» **Collected data**:
........
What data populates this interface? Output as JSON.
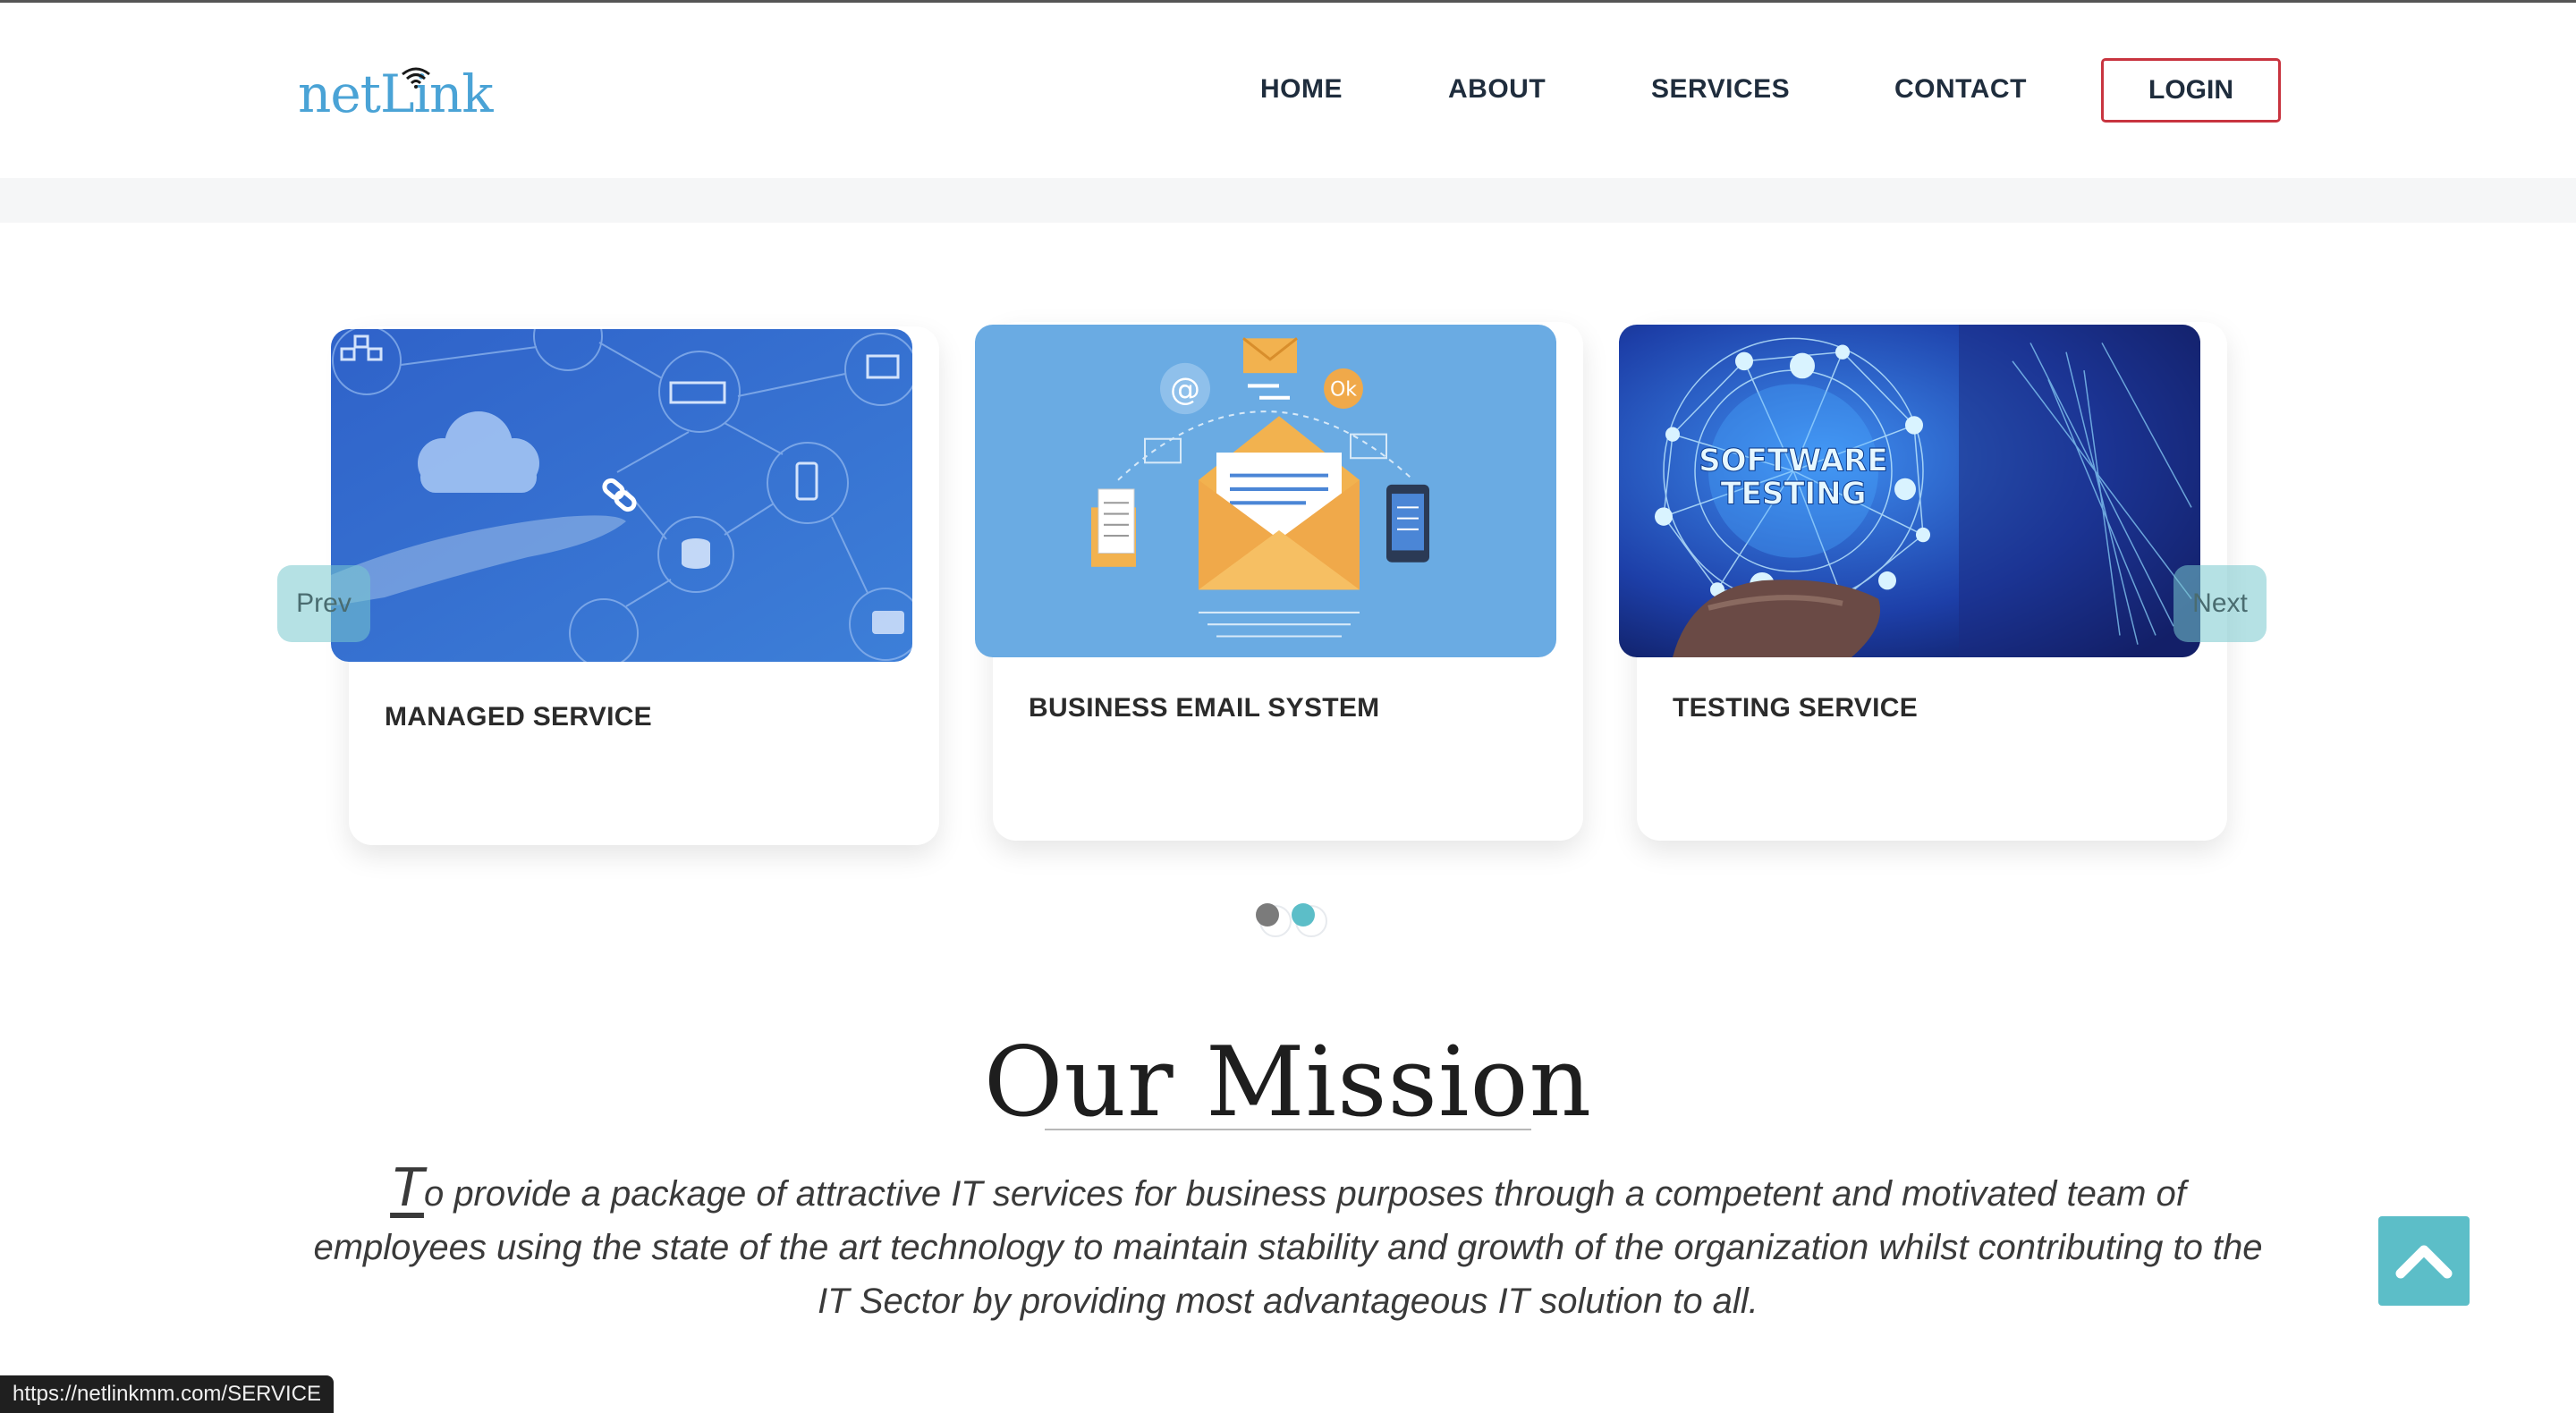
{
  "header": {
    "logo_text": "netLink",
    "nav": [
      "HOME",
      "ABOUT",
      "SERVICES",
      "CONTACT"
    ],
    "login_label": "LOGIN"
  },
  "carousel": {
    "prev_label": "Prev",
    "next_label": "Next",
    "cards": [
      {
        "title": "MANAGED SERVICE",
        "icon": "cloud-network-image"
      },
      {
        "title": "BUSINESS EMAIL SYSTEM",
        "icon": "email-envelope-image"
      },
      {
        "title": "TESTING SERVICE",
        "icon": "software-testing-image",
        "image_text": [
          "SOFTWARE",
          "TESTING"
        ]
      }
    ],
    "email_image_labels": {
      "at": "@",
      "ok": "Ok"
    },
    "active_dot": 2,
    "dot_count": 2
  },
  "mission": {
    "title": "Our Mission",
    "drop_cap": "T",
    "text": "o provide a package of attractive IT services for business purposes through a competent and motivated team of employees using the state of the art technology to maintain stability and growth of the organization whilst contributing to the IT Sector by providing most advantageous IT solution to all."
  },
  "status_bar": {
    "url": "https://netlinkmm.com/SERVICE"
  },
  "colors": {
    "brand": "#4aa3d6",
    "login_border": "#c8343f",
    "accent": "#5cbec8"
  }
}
........
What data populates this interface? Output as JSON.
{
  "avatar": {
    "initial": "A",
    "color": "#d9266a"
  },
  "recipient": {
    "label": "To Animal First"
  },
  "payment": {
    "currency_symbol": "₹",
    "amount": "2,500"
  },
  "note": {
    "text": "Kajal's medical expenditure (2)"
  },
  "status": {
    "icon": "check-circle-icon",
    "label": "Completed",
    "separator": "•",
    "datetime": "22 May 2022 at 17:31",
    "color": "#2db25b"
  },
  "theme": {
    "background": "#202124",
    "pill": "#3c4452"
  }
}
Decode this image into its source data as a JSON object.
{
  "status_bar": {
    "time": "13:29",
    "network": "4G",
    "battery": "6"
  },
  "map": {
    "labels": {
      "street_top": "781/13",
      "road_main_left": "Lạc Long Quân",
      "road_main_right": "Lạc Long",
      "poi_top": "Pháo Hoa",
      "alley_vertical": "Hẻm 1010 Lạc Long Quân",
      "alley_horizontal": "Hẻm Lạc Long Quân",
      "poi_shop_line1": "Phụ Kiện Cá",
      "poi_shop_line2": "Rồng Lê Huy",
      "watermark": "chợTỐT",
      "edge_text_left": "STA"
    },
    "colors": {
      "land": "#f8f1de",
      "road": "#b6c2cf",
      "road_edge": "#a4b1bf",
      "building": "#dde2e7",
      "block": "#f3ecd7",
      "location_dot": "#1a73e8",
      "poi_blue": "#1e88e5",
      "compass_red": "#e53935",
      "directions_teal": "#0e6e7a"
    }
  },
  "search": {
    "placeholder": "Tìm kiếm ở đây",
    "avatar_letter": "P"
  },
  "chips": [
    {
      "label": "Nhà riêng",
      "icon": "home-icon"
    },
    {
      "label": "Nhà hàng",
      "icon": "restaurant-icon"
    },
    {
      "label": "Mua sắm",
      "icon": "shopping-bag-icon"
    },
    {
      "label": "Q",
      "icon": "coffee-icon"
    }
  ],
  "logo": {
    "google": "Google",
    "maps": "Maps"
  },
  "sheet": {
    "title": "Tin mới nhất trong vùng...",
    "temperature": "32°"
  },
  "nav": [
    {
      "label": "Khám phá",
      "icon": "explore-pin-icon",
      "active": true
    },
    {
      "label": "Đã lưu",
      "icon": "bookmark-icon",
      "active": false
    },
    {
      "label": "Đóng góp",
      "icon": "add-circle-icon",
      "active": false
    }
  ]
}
........
» **REQUIREMENT**:
Find the lines with the string "Quân" and reproduce them.

» **TASK RESPONSE**:
      "road_main_left": "Lạc Long Quân",
      "alley_vertical": "Hẻm 1010 Lạc Long Quân",
      "alley_horizontal": "Hẻm Lạc Long Quân",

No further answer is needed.